**What you should do:** Reproduce the records that follow in full, excluding any picture they contain.

**Given entries:**
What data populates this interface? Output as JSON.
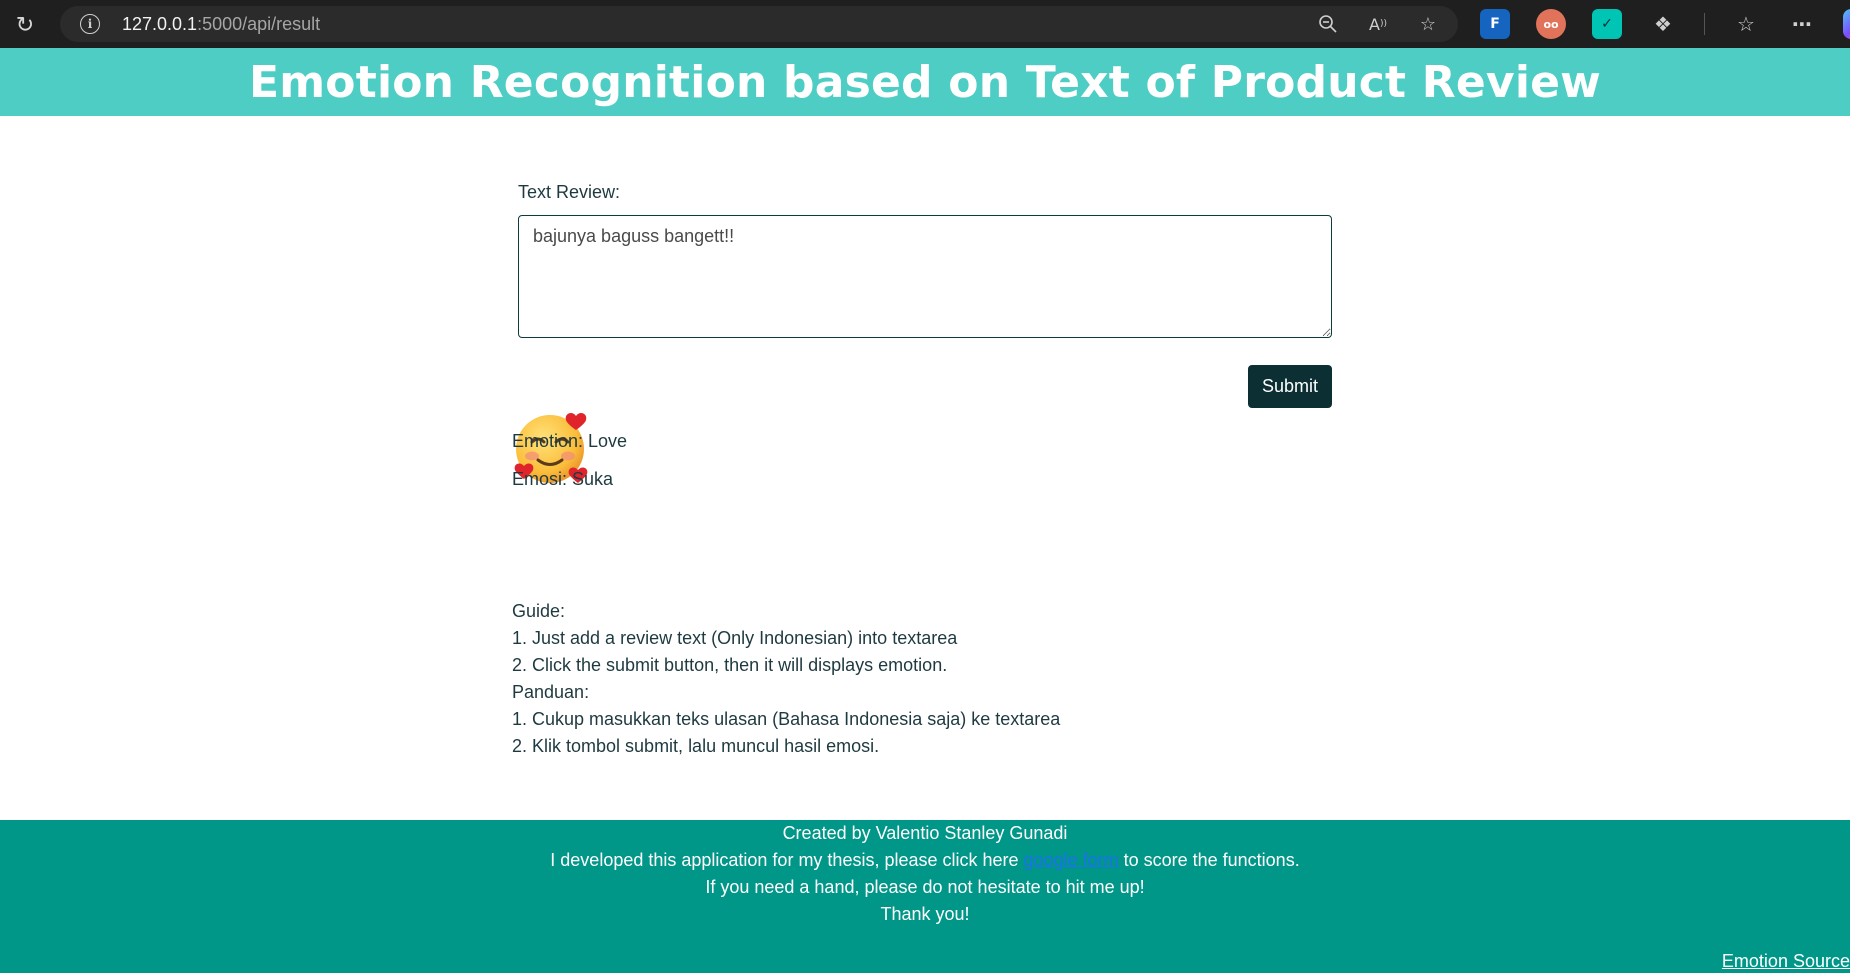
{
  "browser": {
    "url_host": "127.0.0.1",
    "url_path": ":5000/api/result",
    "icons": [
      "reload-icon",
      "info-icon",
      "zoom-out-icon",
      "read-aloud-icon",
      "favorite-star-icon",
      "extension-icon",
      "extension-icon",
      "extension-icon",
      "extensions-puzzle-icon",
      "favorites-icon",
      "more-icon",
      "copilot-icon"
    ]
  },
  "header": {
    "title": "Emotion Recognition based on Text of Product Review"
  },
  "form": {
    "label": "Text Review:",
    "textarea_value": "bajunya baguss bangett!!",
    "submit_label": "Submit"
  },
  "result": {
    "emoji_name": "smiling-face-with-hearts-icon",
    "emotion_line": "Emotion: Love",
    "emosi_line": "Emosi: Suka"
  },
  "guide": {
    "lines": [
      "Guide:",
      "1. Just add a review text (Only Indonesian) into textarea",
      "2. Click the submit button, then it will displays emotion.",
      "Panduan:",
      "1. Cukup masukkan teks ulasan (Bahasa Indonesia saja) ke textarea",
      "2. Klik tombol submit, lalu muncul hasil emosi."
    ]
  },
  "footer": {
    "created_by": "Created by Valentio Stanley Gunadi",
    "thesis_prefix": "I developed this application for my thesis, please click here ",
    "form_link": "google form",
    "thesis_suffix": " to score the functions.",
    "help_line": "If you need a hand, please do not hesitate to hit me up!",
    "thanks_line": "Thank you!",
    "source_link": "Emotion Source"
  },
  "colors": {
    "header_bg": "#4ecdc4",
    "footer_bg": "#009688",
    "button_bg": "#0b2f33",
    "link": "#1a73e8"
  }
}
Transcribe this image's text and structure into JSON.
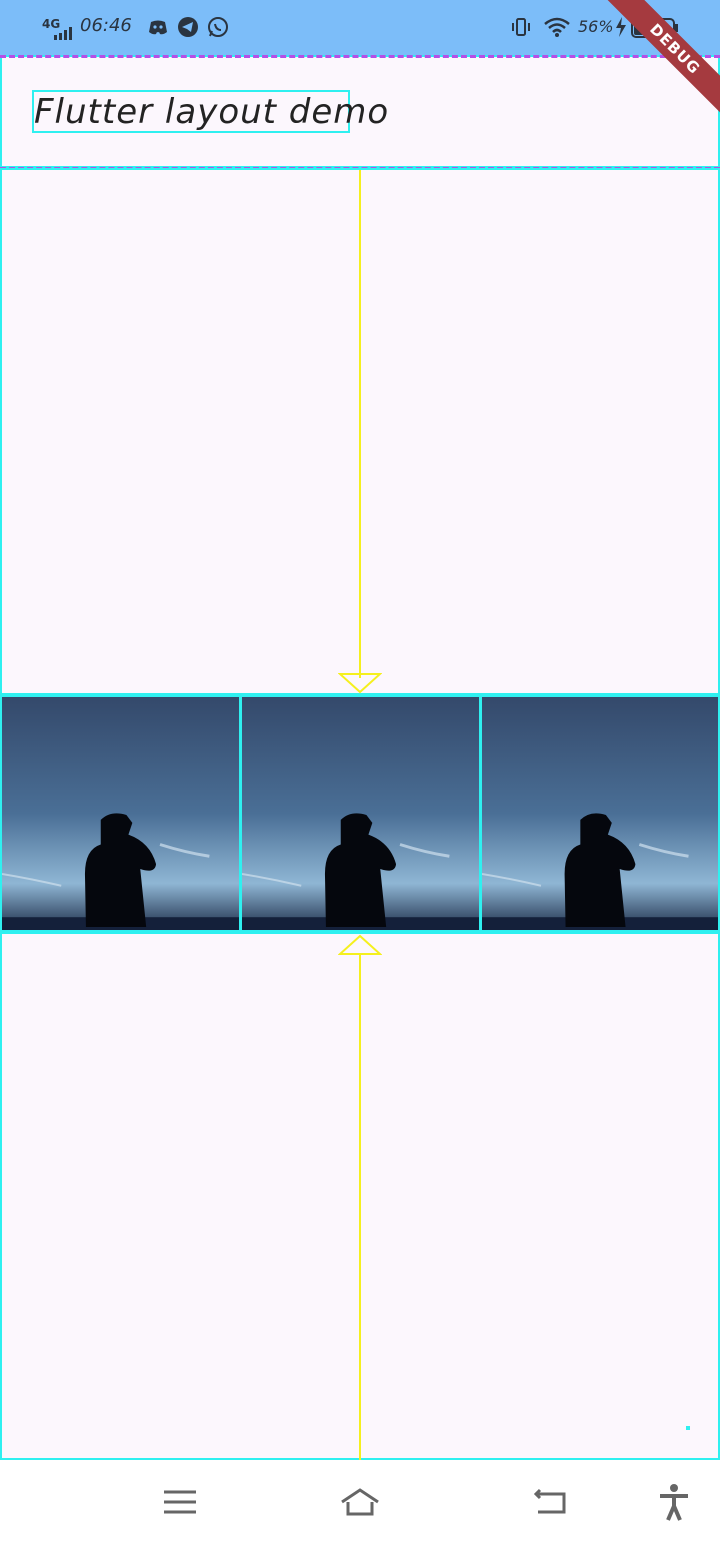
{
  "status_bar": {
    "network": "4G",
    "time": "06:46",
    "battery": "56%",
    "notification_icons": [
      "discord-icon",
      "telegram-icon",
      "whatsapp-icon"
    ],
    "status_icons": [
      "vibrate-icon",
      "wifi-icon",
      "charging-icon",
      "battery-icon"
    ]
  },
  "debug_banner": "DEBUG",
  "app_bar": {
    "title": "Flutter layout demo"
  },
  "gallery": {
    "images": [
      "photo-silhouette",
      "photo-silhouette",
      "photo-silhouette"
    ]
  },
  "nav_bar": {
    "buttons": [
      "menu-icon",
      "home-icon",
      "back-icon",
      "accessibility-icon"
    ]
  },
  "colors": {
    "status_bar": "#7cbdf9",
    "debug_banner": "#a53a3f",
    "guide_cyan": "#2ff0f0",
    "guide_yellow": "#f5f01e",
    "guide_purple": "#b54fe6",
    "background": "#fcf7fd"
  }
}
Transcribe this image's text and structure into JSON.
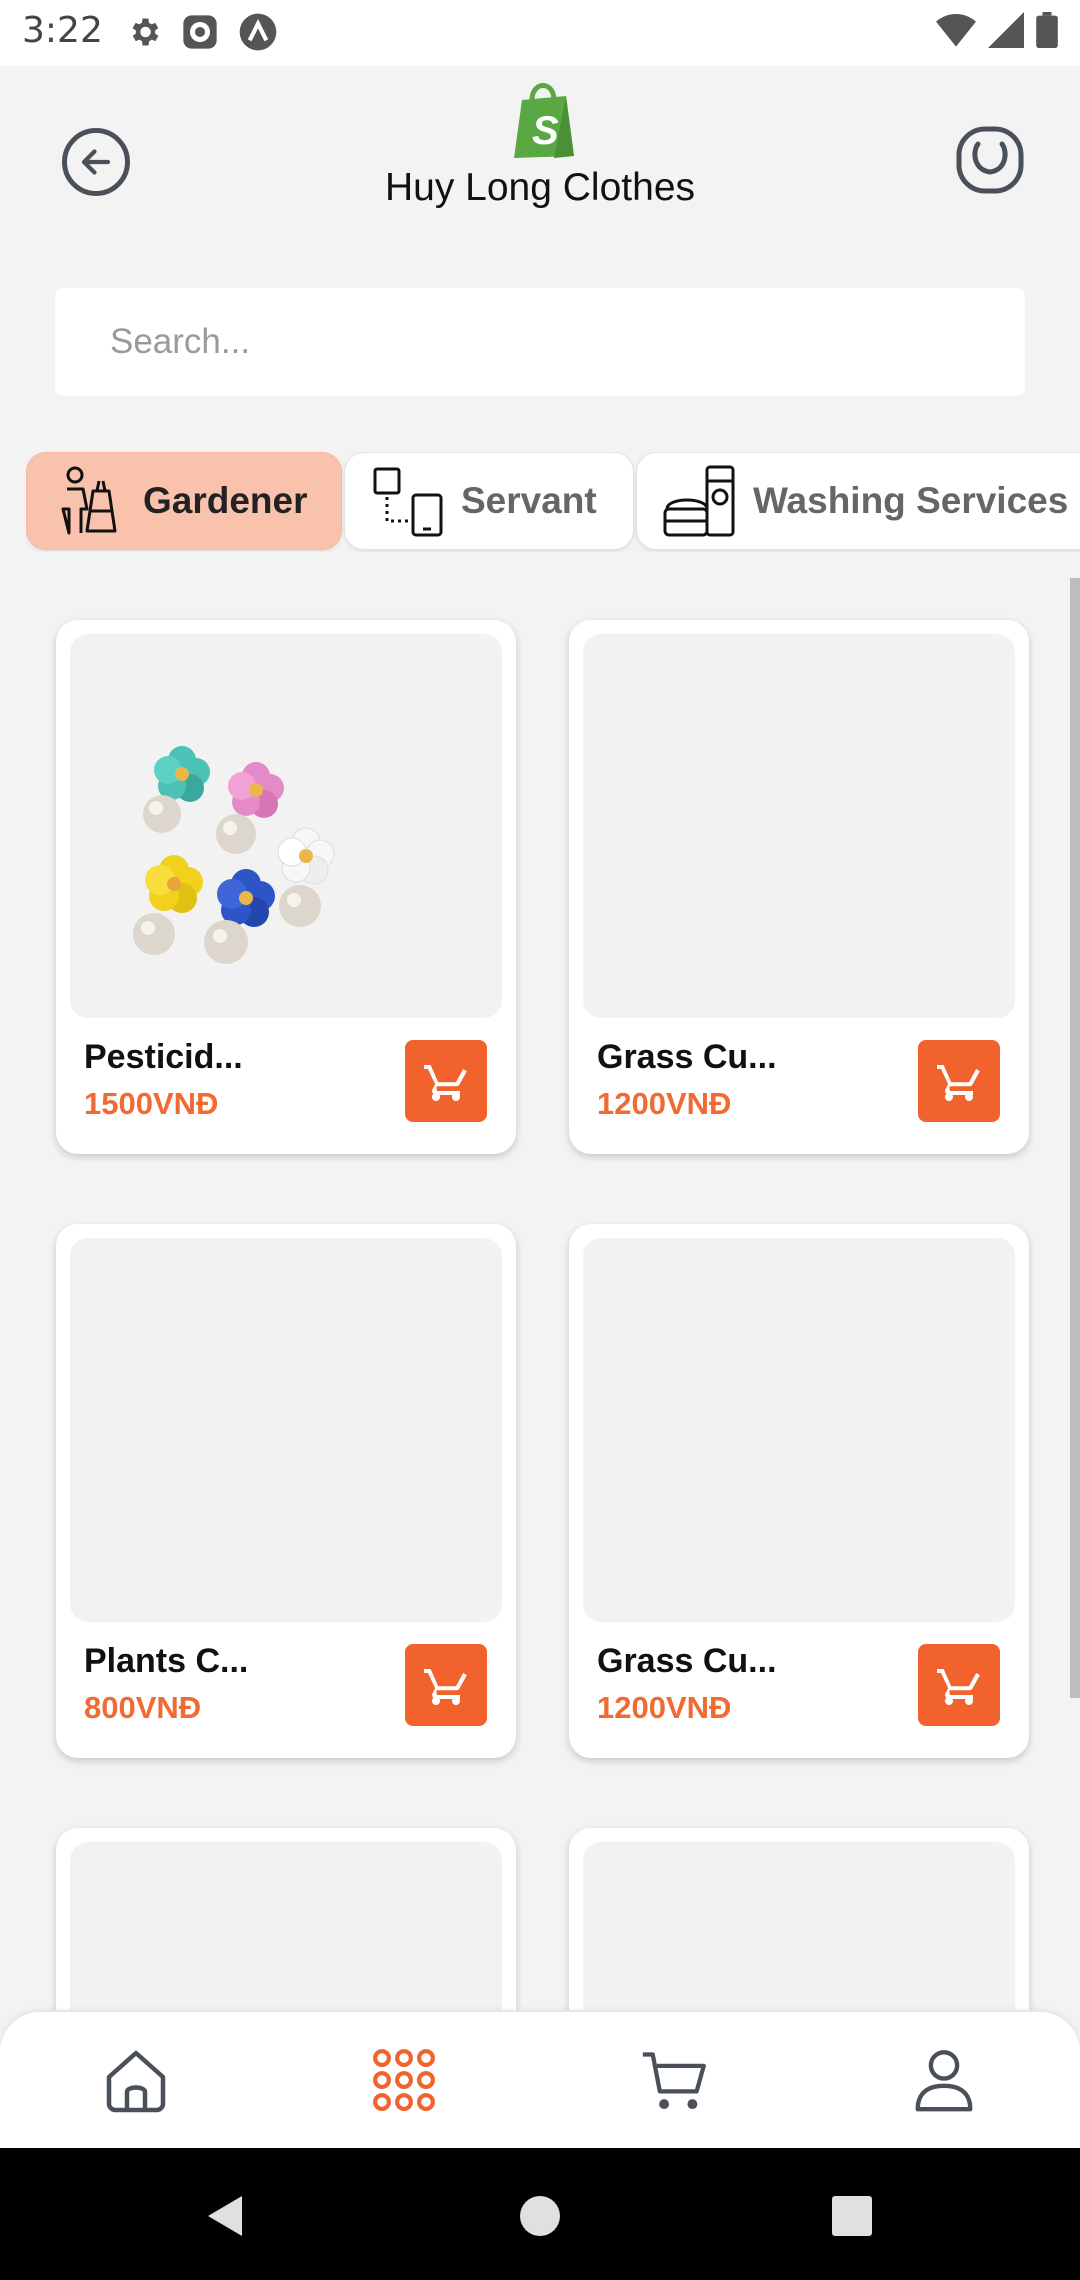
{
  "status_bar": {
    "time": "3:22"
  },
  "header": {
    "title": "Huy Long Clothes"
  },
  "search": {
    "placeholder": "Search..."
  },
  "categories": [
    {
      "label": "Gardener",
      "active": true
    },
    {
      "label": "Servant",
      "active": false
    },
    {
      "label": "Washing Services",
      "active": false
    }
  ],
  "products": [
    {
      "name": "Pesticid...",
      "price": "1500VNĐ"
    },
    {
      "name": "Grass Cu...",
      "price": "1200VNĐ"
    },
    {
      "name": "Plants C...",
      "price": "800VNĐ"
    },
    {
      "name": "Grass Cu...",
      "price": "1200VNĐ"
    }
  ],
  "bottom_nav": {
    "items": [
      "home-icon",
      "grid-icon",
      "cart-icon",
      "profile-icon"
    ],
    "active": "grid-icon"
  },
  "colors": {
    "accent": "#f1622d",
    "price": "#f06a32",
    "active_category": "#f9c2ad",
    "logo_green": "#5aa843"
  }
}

**Full output:**
What data populates this interface? Output as JSON.
{
  "browser": {
    "url_host": "127.0.0.1",
    "url_path": ":5000/api/result",
    "icons": [
      "reload-icon",
      "info-icon",
      "zoom-out-icon",
      "read-aloud-icon",
      "favorite-star-icon",
      "extension-icon",
      "extension-icon",
      "extension-icon",
      "extensions-puzzle-icon",
      "favorites-icon",
      "more-icon",
      "copilot-icon"
    ]
  },
  "header": {
    "title": "Emotion Recognition based on Text of Product Review"
  },
  "form": {
    "label": "Text Review:",
    "textarea_value": "bajunya baguss bangett!!",
    "submit_label": "Submit"
  },
  "result": {
    "emoji_name": "smiling-face-with-hearts-icon",
    "emotion_line": "Emotion: Love",
    "emosi_line": "Emosi: Suka"
  },
  "guide": {
    "lines": [
      "Guide:",
      "1. Just add a review text (Only Indonesian) into textarea",
      "2. Click the submit button, then it will displays emotion.",
      "Panduan:",
      "1. Cukup masukkan teks ulasan (Bahasa Indonesia saja) ke textarea",
      "2. Klik tombol submit, lalu muncul hasil emosi."
    ]
  },
  "footer": {
    "created_by": "Created by Valentio Stanley Gunadi",
    "thesis_prefix": "I developed this application for my thesis, please click here ",
    "form_link": "google form",
    "thesis_suffix": " to score the functions.",
    "help_line": "If you need a hand, please do not hesitate to hit me up!",
    "thanks_line": "Thank you!",
    "source_link": "Emotion Source"
  },
  "colors": {
    "header_bg": "#4ecdc4",
    "footer_bg": "#009688",
    "button_bg": "#0b2f33",
    "link": "#1a73e8"
  }
}
Transcribe this image's text and structure into JSON.
{
  "status_bar": {
    "network": "4G",
    "time": "06:46",
    "battery": "56%",
    "notification_icons": [
      "discord-icon",
      "telegram-icon",
      "whatsapp-icon"
    ],
    "status_icons": [
      "vibrate-icon",
      "wifi-icon",
      "charging-icon",
      "battery-icon"
    ]
  },
  "debug_banner": "DEBUG",
  "app_bar": {
    "title": "Flutter layout demo"
  },
  "gallery": {
    "images": [
      "photo-silhouette",
      "photo-silhouette",
      "photo-silhouette"
    ]
  },
  "nav_bar": {
    "buttons": [
      "menu-icon",
      "home-icon",
      "back-icon",
      "accessibility-icon"
    ]
  },
  "colors": {
    "status_bar": "#7cbdf9",
    "debug_banner": "#a53a3f",
    "guide_cyan": "#2ff0f0",
    "guide_yellow": "#f5f01e",
    "guide_purple": "#b54fe6",
    "background": "#fcf7fd"
  }
}
Transcribe this image's text and structure into JSON.
{
  "status_bar": {
    "time": "3:22"
  },
  "header": {
    "title": "Huy Long Clothes"
  },
  "search": {
    "placeholder": "Search..."
  },
  "categories": [
    {
      "label": "Gardener",
      "active": true
    },
    {
      "label": "Servant",
      "active": false
    },
    {
      "label": "Washing Services",
      "active": false
    }
  ],
  "products": [
    {
      "name": "Pesticid...",
      "price": "1500VNĐ"
    },
    {
      "name": "Grass Cu...",
      "price": "1200VNĐ"
    },
    {
      "name": "Plants C...",
      "price": "800VNĐ"
    },
    {
      "name": "Grass Cu...",
      "price": "1200VNĐ"
    }
  ],
  "bottom_nav": {
    "items": [
      "home-icon",
      "grid-icon",
      "cart-icon",
      "profile-icon"
    ],
    "active": "grid-icon"
  },
  "colors": {
    "accent": "#f1622d",
    "price": "#f06a32",
    "active_category": "#f9c2ad",
    "logo_green": "#5aa843"
  }
}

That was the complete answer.